WHAT THIS TASK INVOLVES: Reproduce exactly the lines from the one that holds "Output a JSON" through the last line of the entries, both ends included, but not the pictures.

####

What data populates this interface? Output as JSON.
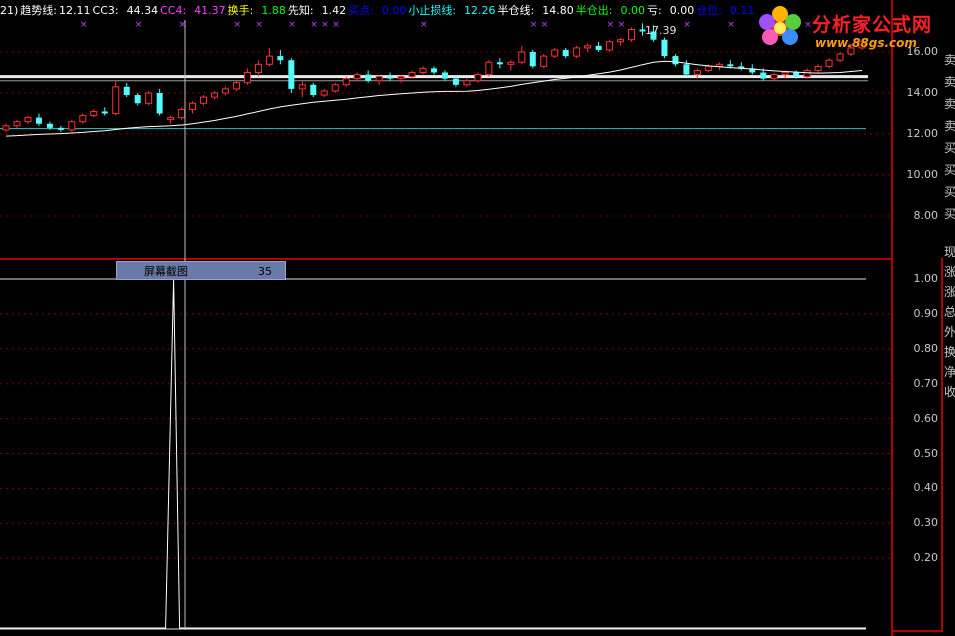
{
  "header": {
    "items": [
      {
        "label": "21)",
        "color": "#ffffff"
      },
      {
        "label": "趋势线:",
        "color": "#ffffff"
      },
      {
        "label": "12.11",
        "color": "#ffffff"
      },
      {
        "label": "CC3:",
        "color": "#ffffff"
      },
      {
        "label": "44.34",
        "color": "#ffffff"
      },
      {
        "label": "CC4:",
        "color": "#ff40ff"
      },
      {
        "label": "41.37",
        "color": "#ff40ff"
      },
      {
        "label": "换手:",
        "color": "#ffff00"
      },
      {
        "label": "1.88",
        "color": "#00ff00"
      },
      {
        "label": "先知:",
        "color": "#ffffff"
      },
      {
        "label": "1.42",
        "color": "#ffffff"
      },
      {
        "label": "买点:",
        "color": "#0000ff"
      },
      {
        "label": "0.00",
        "color": "#0000ff"
      },
      {
        "label": "小止损线:",
        "color": "#00ffff"
      },
      {
        "label": "12.26",
        "color": "#00ffff"
      },
      {
        "label": "半仓线:",
        "color": "#ffffff"
      },
      {
        "label": "14.80",
        "color": "#ffffff"
      },
      {
        "label": "半仓出:",
        "color": "#00ff00"
      },
      {
        "label": "0.00",
        "color": "#00ff00"
      },
      {
        "label": "亏:",
        "color": "#ffffff"
      },
      {
        "label": "0.00",
        "color": "#ffffff"
      },
      {
        "label": "仓位:",
        "color": "#0000ff"
      },
      {
        "label": "0.11",
        "color": "#0000ff"
      }
    ]
  },
  "price_axis": {
    "ticks": [
      "16.00",
      "14.00",
      "12.00",
      "10.00",
      "8.00"
    ]
  },
  "indicator_axis": {
    "ticks": [
      "1.00",
      "0.90",
      "0.80",
      "0.70",
      "0.60",
      "0.50",
      "0.40",
      "0.30",
      "0.20"
    ]
  },
  "tooltip": {
    "label": "屏幕截图",
    "value": "35"
  },
  "high_marker": "17.39",
  "side_panel": {
    "chars": [
      "卖",
      "卖",
      "卖",
      "卖",
      "买",
      "买",
      "买",
      "买",
      "现",
      "涨",
      "涨",
      "总",
      "外",
      "换",
      "净",
      "收"
    ]
  },
  "logo": {
    "title": "分析家公式网",
    "url": "www.88gs.com"
  },
  "colors": {
    "up": "#ff3232",
    "down": "#54fcfc",
    "ma": "#ffffff",
    "support": "#40c0c0",
    "border": "#b00000"
  },
  "chart_data": {
    "type": "line",
    "candles": [
      [
        12.2,
        12.5,
        12.1,
        12.4
      ],
      [
        12.4,
        12.7,
        12.3,
        12.6
      ],
      [
        12.6,
        12.9,
        12.5,
        12.8
      ],
      [
        12.8,
        13.0,
        12.4,
        12.5
      ],
      [
        12.5,
        12.6,
        12.2,
        12.3
      ],
      [
        12.3,
        12.4,
        12.1,
        12.2
      ],
      [
        12.2,
        12.7,
        12.1,
        12.6
      ],
      [
        12.6,
        13.0,
        12.5,
        12.9
      ],
      [
        12.9,
        13.2,
        12.8,
        13.1
      ],
      [
        13.1,
        13.3,
        12.9,
        13.0
      ],
      [
        13.0,
        14.6,
        12.9,
        14.3
      ],
      [
        14.3,
        14.5,
        13.8,
        13.9
      ],
      [
        13.9,
        14.0,
        13.4,
        13.5
      ],
      [
        13.5,
        14.1,
        13.4,
        14.0
      ],
      [
        14.0,
        14.2,
        12.9,
        13.0
      ],
      [
        12.7,
        12.9,
        12.5,
        12.8
      ],
      [
        12.8,
        13.3,
        12.7,
        13.2
      ],
      [
        13.2,
        13.6,
        13.0,
        13.5
      ],
      [
        13.5,
        13.9,
        13.4,
        13.8
      ],
      [
        13.8,
        14.1,
        13.7,
        14.0
      ],
      [
        14.0,
        14.3,
        13.9,
        14.2
      ],
      [
        14.2,
        14.6,
        14.1,
        14.5
      ],
      [
        14.5,
        15.2,
        14.4,
        15.0
      ],
      [
        15.0,
        15.6,
        14.8,
        15.4
      ],
      [
        15.4,
        16.2,
        15.3,
        15.8
      ],
      [
        15.8,
        16.1,
        15.4,
        15.6
      ],
      [
        15.6,
        15.7,
        14.0,
        14.2
      ],
      [
        14.2,
        14.6,
        13.8,
        14.4
      ],
      [
        14.4,
        14.5,
        13.8,
        13.9
      ],
      [
        13.9,
        14.2,
        13.8,
        14.1
      ],
      [
        14.1,
        14.5,
        14.0,
        14.4
      ],
      [
        14.4,
        14.8,
        14.3,
        14.7
      ],
      [
        14.7,
        15.0,
        14.6,
        14.9
      ],
      [
        14.9,
        15.1,
        14.5,
        14.6
      ],
      [
        14.6,
        14.9,
        14.4,
        14.8
      ],
      [
        14.8,
        15.0,
        14.6,
        14.7
      ],
      [
        14.7,
        14.9,
        14.5,
        14.8
      ],
      [
        14.8,
        15.1,
        14.7,
        15.0
      ],
      [
        15.0,
        15.3,
        14.9,
        15.2
      ],
      [
        15.2,
        15.3,
        14.9,
        15.0
      ],
      [
        15.0,
        15.1,
        14.6,
        14.7
      ],
      [
        14.7,
        14.8,
        14.3,
        14.4
      ],
      [
        14.4,
        14.7,
        14.3,
        14.6
      ],
      [
        14.6,
        15.0,
        14.5,
        14.9
      ],
      [
        14.9,
        15.6,
        14.8,
        15.5
      ],
      [
        15.5,
        15.7,
        15.2,
        15.4
      ],
      [
        15.4,
        15.6,
        15.1,
        15.5
      ],
      [
        15.5,
        16.3,
        15.4,
        16.0
      ],
      [
        16.0,
        16.1,
        15.2,
        15.3
      ],
      [
        15.3,
        15.9,
        15.2,
        15.8
      ],
      [
        15.8,
        16.2,
        15.7,
        16.1
      ],
      [
        16.1,
        16.2,
        15.7,
        15.8
      ],
      [
        15.8,
        16.3,
        15.7,
        16.2
      ],
      [
        16.2,
        16.4,
        16.0,
        16.3
      ],
      [
        16.3,
        16.5,
        16.0,
        16.1
      ],
      [
        16.1,
        16.6,
        16.0,
        16.5
      ],
      [
        16.5,
        16.7,
        16.3,
        16.6
      ],
      [
        16.6,
        17.2,
        16.5,
        17.1
      ],
      [
        17.1,
        17.4,
        16.8,
        17.0
      ],
      [
        17.0,
        17.3,
        16.5,
        16.6
      ],
      [
        16.6,
        16.7,
        15.7,
        15.8
      ],
      [
        15.8,
        15.9,
        15.3,
        15.4
      ],
      [
        15.4,
        15.6,
        14.8,
        14.9
      ],
      [
        14.9,
        15.2,
        14.7,
        15.1
      ],
      [
        15.1,
        15.4,
        15.0,
        15.3
      ],
      [
        15.3,
        15.5,
        15.1,
        15.4
      ],
      [
        15.4,
        15.6,
        15.2,
        15.3
      ],
      [
        15.3,
        15.5,
        15.1,
        15.2
      ],
      [
        15.2,
        15.4,
        14.9,
        15.0
      ],
      [
        15.0,
        15.2,
        14.6,
        14.7
      ],
      [
        14.7,
        15.0,
        14.6,
        14.9
      ],
      [
        14.9,
        15.1,
        14.7,
        15.0
      ],
      [
        15.0,
        15.1,
        14.7,
        14.8
      ],
      [
        14.8,
        15.2,
        14.7,
        15.1
      ],
      [
        15.1,
        15.4,
        15.0,
        15.3
      ],
      [
        15.3,
        15.7,
        15.2,
        15.6
      ],
      [
        15.6,
        16.0,
        15.5,
        15.9
      ],
      [
        15.9,
        16.4,
        15.8,
        16.2
      ],
      [
        16.2,
        16.6,
        16.1,
        16.5
      ]
    ],
    "ma": [
      11.9,
      11.92,
      11.95,
      11.98,
      12.0,
      12.02,
      12.05,
      12.08,
      12.12,
      12.16,
      12.22,
      12.28,
      12.32,
      12.36,
      12.38,
      12.4,
      12.44,
      12.5,
      12.58,
      12.66,
      12.76,
      12.86,
      12.98,
      13.1,
      13.22,
      13.32,
      13.4,
      13.48,
      13.55,
      13.6,
      13.65,
      13.7,
      13.76,
      13.82,
      13.88,
      13.92,
      13.96,
      14.0,
      14.04,
      14.06,
      14.08,
      14.08,
      14.09,
      14.12,
      14.18,
      14.25,
      14.32,
      14.42,
      14.5,
      14.58,
      14.66,
      14.72,
      14.78,
      14.86,
      14.94,
      15.02,
      15.12,
      15.25,
      15.38,
      15.5,
      15.55,
      15.52,
      15.45,
      15.38,
      15.32,
      15.28,
      15.24,
      15.2,
      15.17,
      15.12,
      15.08,
      15.05,
      15.02,
      14.99,
      14.97,
      14.98,
      15.0,
      15.05,
      15.1
    ],
    "support_level": 12.26,
    "halfpos_level": 14.8,
    "indicator": {
      "spike_index": 15,
      "spike_value": 1.0,
      "baseline": 0.0
    }
  }
}
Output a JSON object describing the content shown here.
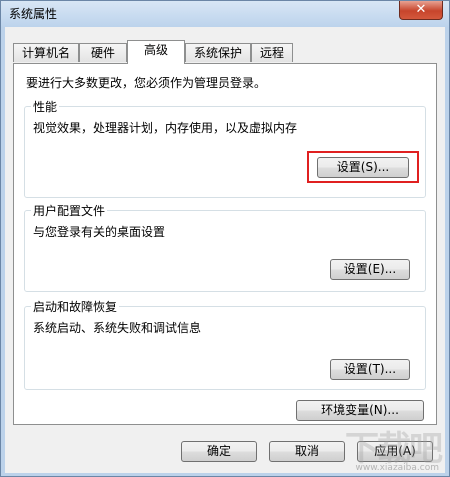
{
  "window": {
    "title": "系统属性",
    "close_label": "✕"
  },
  "tabs": [
    {
      "label": "计算机名",
      "active": false
    },
    {
      "label": "硬件",
      "active": false
    },
    {
      "label": "高级",
      "active": true
    },
    {
      "label": "系统保护",
      "active": false
    },
    {
      "label": "远程",
      "active": false
    }
  ],
  "intro_text": "要进行大多数更改，您必须作为管理员登录。",
  "groups": {
    "performance": {
      "title": "性能",
      "desc": "视觉效果，处理器计划，内存使用，以及虚拟内存",
      "button": "设置(S)..."
    },
    "user_profiles": {
      "title": "用户配置文件",
      "desc": "与您登录有关的桌面设置",
      "button": "设置(E)..."
    },
    "startup_recovery": {
      "title": "启动和故障恢复",
      "desc": "系统启动、系统失败和调试信息",
      "button": "设置(T)..."
    }
  },
  "env_button": "环境变量(N)...",
  "footer": {
    "ok": "确定",
    "cancel": "取消",
    "apply": "应用(A)"
  },
  "watermark": {
    "logo": "下载吧",
    "url": "www.xiazaiba.com"
  },
  "colors": {
    "highlight": "#e02020",
    "title_bar": "#bcd3ec",
    "close_button": "#c7452c"
  }
}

####

THE ANSWER:
Output a JSON object describing the content shown here.
{
  "window": {
    "title": "系统属性",
    "close_label": "✕"
  },
  "tabs": [
    {
      "label": "计算机名",
      "active": false
    },
    {
      "label": "硬件",
      "active": false
    },
    {
      "label": "高级",
      "active": true
    },
    {
      "label": "系统保护",
      "active": false
    },
    {
      "label": "远程",
      "active": false
    }
  ],
  "intro_text": "要进行大多数更改，您必须作为管理员登录。",
  "groups": {
    "performance": {
      "title": "性能",
      "desc": "视觉效果，处理器计划，内存使用，以及虚拟内存",
      "button": "设置(S)..."
    },
    "user_profiles": {
      "title": "用户配置文件",
      "desc": "与您登录有关的桌面设置",
      "button": "设置(E)..."
    },
    "startup_recovery": {
      "title": "启动和故障恢复",
      "desc": "系统启动、系统失败和调试信息",
      "button": "设置(T)..."
    }
  },
  "env_button": "环境变量(N)...",
  "footer": {
    "ok": "确定",
    "cancel": "取消",
    "apply": "应用(A)"
  },
  "watermark": {
    "logo": "下载吧",
    "url": "www.xiazaiba.com"
  },
  "colors": {
    "highlight": "#e02020",
    "title_bar": "#bcd3ec",
    "close_button": "#c7452c"
  }
}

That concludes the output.